On the east side of the square are the airport departure building, designed by Ernst Sagebiel, and administration building, in the same style. These prefigure the unrealized designs for the Nazi capital, Welthauptstadt Germania; its North-South Axis would have run approximately 1 km west of the square and the airport entrance would have faced the triumphal arch.

On the southwest side of the square are apartment and business buildings designed by Bruno Möhring in the first phase of the development of the Tempelhof district before the First World War. The Neu-Tempelhof "garden city" development was created inside this ring of 5-storey buildings in the interwar years, designed by Fritz Bräuning.

In front of the airport entrance is the Berlin Airlift Monument (Luftbrückendenkmal; properly the Denkmal für die Opfer der Luftbrücke, 'Monument for the Victims of the Airlift') erected in 1951; it was the first major monument in West Berlin after the war. An inscription on the base records the names and ranks of the 78 people killed in accidents during the Berlin Blockade. Its design, by Eduard Ludwig (who won the contest to design it) features 3 arcs pointing west to symbolise the 3 air corridors that were the city's lifeline, as a result of which Berliners also call it the Hungerkralle (hunger claw) or Hungerharke (hunger rake). An identical counterpart reaching towards Berlin was erected in 1985 by the German-American Airlift Association at the southeast corner of the Frankfurt Airport, directly adjacent to the A5 Autobahn. Since 1988, a smaller copy has also stood at Celle Air Base in Lower Saxony.

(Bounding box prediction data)
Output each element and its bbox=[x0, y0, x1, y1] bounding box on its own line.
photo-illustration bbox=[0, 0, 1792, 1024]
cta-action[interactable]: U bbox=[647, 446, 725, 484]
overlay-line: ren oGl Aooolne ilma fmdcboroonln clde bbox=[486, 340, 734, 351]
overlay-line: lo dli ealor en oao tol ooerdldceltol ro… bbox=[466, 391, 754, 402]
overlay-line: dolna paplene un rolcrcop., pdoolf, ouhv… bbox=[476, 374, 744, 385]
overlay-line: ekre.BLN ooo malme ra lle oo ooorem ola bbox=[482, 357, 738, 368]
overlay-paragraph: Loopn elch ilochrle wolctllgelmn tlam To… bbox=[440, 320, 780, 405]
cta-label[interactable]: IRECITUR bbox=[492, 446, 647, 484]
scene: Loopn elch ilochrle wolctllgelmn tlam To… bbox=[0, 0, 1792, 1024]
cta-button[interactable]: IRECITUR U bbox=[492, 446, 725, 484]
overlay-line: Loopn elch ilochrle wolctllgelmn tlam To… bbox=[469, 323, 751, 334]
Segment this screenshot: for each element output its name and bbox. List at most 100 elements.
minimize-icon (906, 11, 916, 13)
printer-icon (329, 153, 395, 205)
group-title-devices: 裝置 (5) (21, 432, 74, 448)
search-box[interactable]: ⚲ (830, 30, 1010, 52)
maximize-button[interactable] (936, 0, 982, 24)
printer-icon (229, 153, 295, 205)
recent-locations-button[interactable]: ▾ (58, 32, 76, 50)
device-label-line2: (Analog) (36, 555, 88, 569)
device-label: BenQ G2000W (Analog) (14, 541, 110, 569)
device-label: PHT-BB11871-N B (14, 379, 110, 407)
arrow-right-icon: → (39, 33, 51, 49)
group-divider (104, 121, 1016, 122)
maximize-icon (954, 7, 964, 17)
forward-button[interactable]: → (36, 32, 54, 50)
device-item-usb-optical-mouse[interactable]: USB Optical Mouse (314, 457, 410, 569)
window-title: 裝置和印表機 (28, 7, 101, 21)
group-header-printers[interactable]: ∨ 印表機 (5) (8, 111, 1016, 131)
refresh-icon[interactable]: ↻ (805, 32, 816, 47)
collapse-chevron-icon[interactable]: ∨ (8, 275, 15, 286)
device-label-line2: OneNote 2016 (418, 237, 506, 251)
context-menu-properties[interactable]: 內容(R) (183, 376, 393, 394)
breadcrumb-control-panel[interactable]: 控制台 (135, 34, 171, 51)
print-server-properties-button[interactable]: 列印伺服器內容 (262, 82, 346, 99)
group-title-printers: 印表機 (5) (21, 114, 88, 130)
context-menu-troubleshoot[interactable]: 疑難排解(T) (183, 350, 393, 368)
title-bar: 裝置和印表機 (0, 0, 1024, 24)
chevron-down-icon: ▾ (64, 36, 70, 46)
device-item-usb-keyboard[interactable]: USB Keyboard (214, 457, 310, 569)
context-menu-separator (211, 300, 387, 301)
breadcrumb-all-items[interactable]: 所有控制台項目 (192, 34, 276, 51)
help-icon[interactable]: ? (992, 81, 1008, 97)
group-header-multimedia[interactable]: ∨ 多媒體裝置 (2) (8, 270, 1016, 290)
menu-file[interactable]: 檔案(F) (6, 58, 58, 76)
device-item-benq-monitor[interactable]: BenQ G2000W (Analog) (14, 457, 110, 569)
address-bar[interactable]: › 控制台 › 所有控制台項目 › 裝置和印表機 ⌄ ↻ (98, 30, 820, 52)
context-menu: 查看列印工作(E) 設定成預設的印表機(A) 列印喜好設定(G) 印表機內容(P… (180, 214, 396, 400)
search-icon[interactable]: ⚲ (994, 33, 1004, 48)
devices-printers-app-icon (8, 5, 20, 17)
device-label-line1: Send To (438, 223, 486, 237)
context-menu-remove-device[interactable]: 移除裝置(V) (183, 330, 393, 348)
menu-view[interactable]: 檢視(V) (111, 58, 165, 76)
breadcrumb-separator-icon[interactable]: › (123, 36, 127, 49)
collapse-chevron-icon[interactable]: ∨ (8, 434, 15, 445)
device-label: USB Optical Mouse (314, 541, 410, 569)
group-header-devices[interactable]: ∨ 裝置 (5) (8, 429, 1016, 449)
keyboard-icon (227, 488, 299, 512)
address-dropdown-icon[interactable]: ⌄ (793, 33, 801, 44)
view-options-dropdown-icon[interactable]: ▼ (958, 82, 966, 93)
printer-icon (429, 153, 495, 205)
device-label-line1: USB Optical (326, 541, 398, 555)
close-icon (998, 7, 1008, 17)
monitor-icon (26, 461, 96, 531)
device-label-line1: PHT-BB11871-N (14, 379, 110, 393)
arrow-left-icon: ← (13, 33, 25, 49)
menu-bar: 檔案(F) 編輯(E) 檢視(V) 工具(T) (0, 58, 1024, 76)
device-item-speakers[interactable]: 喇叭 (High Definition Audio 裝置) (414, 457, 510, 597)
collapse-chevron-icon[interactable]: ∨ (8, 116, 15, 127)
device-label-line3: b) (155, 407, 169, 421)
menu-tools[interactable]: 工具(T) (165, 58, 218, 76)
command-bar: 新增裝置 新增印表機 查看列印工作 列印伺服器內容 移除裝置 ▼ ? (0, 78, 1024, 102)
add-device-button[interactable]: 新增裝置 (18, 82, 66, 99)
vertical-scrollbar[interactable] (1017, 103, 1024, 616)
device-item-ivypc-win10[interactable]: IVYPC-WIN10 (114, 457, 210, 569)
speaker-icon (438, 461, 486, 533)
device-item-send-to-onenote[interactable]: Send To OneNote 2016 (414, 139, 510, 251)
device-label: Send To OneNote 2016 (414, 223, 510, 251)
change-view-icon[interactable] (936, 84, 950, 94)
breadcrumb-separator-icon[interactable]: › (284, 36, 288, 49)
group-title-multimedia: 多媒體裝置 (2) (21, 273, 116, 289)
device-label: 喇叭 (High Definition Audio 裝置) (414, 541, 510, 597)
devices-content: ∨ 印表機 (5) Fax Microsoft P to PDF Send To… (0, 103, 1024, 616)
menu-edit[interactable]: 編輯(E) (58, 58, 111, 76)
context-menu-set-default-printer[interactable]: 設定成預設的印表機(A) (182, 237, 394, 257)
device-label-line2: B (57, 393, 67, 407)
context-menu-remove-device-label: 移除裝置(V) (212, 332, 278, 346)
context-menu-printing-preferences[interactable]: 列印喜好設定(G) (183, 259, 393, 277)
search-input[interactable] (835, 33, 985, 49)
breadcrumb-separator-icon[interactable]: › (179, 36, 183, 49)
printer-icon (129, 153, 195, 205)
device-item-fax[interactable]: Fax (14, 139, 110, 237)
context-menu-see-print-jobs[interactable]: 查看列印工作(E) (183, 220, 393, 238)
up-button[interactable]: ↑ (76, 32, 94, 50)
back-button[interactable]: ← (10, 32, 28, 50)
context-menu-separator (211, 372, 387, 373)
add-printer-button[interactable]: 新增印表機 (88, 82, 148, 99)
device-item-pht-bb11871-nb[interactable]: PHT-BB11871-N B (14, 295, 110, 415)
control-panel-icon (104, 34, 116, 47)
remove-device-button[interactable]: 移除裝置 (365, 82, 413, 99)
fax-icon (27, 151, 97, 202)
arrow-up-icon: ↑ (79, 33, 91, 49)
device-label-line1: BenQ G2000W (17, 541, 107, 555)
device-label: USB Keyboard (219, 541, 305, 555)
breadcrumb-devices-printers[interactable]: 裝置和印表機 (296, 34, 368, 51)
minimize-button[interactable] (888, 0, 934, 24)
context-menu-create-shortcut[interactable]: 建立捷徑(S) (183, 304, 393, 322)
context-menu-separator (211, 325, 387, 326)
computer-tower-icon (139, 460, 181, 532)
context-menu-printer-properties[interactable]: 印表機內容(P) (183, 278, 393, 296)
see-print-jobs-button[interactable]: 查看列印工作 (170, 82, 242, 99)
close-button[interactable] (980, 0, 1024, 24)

## THINGS TO DO
a) For each statement, say yes or no as to whether it agrees with the source text, and quote the deciding words: (i) The Berlin Airlift Monument was erected in 1951. (ii) The three arcs of the monument point east. (iii) Bruno Möhring designed the Neu-Tempelhof "garden city" development.
b) Copy the part of the source text starting with "On the east" and going on through "the triumphal arch.", word for word.

## ANSWER SECTION
a)
(i) Yes: "erected in 1951"
(ii) No: "features 3 arcs pointing west"
(iii) No: "created inside this ring of 5-storey buildings in the interwar years, designed by Fritz Bräuning"

b)
On the east side of the square are the airport departure building, designed by Ernst Sagebiel, and administration building, in the same style. These prefigure the unrealized designs for the Nazi capital, Welthauptstadt Germania; its North-South Axis would have run approximately 1 km west of the square and the airport entrance would have faced the triumphal arch.